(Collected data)

◇ ◇ ◇ ◇

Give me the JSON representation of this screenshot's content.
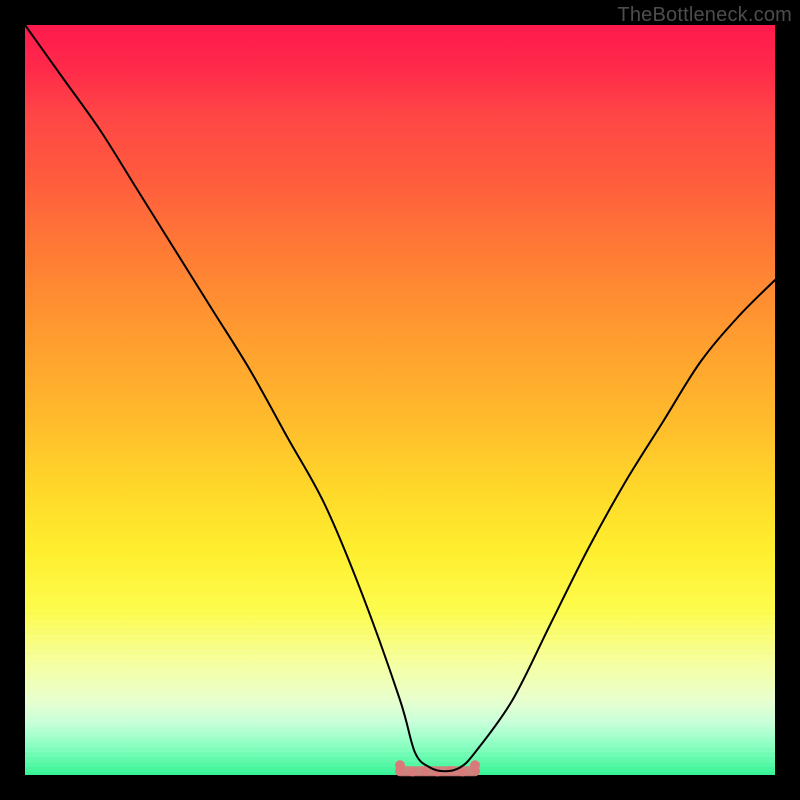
{
  "watermark": "TheBottleneck.com",
  "chart_data": {
    "type": "line",
    "title": "",
    "xlabel": "",
    "ylabel": "",
    "xlim": [
      0,
      100
    ],
    "ylim": [
      0,
      100
    ],
    "grid": false,
    "legend": false,
    "series": [
      {
        "name": "bottleneck-curve",
        "x": [
          0,
          5,
          10,
          15,
          20,
          25,
          30,
          35,
          40,
          45,
          50,
          52,
          54,
          56,
          58,
          60,
          65,
          70,
          75,
          80,
          85,
          90,
          95,
          100
        ],
        "values": [
          100,
          93,
          86,
          78,
          70,
          62,
          54,
          45,
          36,
          24,
          10,
          3,
          1,
          0.5,
          1,
          3,
          10,
          20,
          30,
          39,
          47,
          55,
          61,
          66
        ]
      }
    ],
    "highlight": {
      "name": "bottom-band",
      "x_range": [
        50,
        60
      ],
      "value": 0.5,
      "color": "#d97a7a"
    },
    "background_gradient_vertical": [
      "#ff1a4d",
      "#ff4646",
      "#ff7a35",
      "#ffb92c",
      "#ffee2e",
      "#fdfc4d",
      "#e9ffcf",
      "#8dffc3",
      "#35f596"
    ]
  }
}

◇ ◇ ◇ ◇

» Problem details: Each record above must be returned exactly as written, with its pictures omitted.

» The reply:
Give me the JSON representation of this screenshot's content.
{
  "watermark": "TheBottleneck.com",
  "chart_data": {
    "type": "line",
    "title": "",
    "xlabel": "",
    "ylabel": "",
    "xlim": [
      0,
      100
    ],
    "ylim": [
      0,
      100
    ],
    "grid": false,
    "legend": false,
    "series": [
      {
        "name": "bottleneck-curve",
        "x": [
          0,
          5,
          10,
          15,
          20,
          25,
          30,
          35,
          40,
          45,
          50,
          52,
          54,
          56,
          58,
          60,
          65,
          70,
          75,
          80,
          85,
          90,
          95,
          100
        ],
        "values": [
          100,
          93,
          86,
          78,
          70,
          62,
          54,
          45,
          36,
          24,
          10,
          3,
          1,
          0.5,
          1,
          3,
          10,
          20,
          30,
          39,
          47,
          55,
          61,
          66
        ]
      }
    ],
    "highlight": {
      "name": "bottom-band",
      "x_range": [
        50,
        60
      ],
      "value": 0.5,
      "color": "#d97a7a"
    },
    "background_gradient_vertical": [
      "#ff1a4d",
      "#ff4646",
      "#ff7a35",
      "#ffb92c",
      "#ffee2e",
      "#fdfc4d",
      "#e9ffcf",
      "#8dffc3",
      "#35f596"
    ]
  }
}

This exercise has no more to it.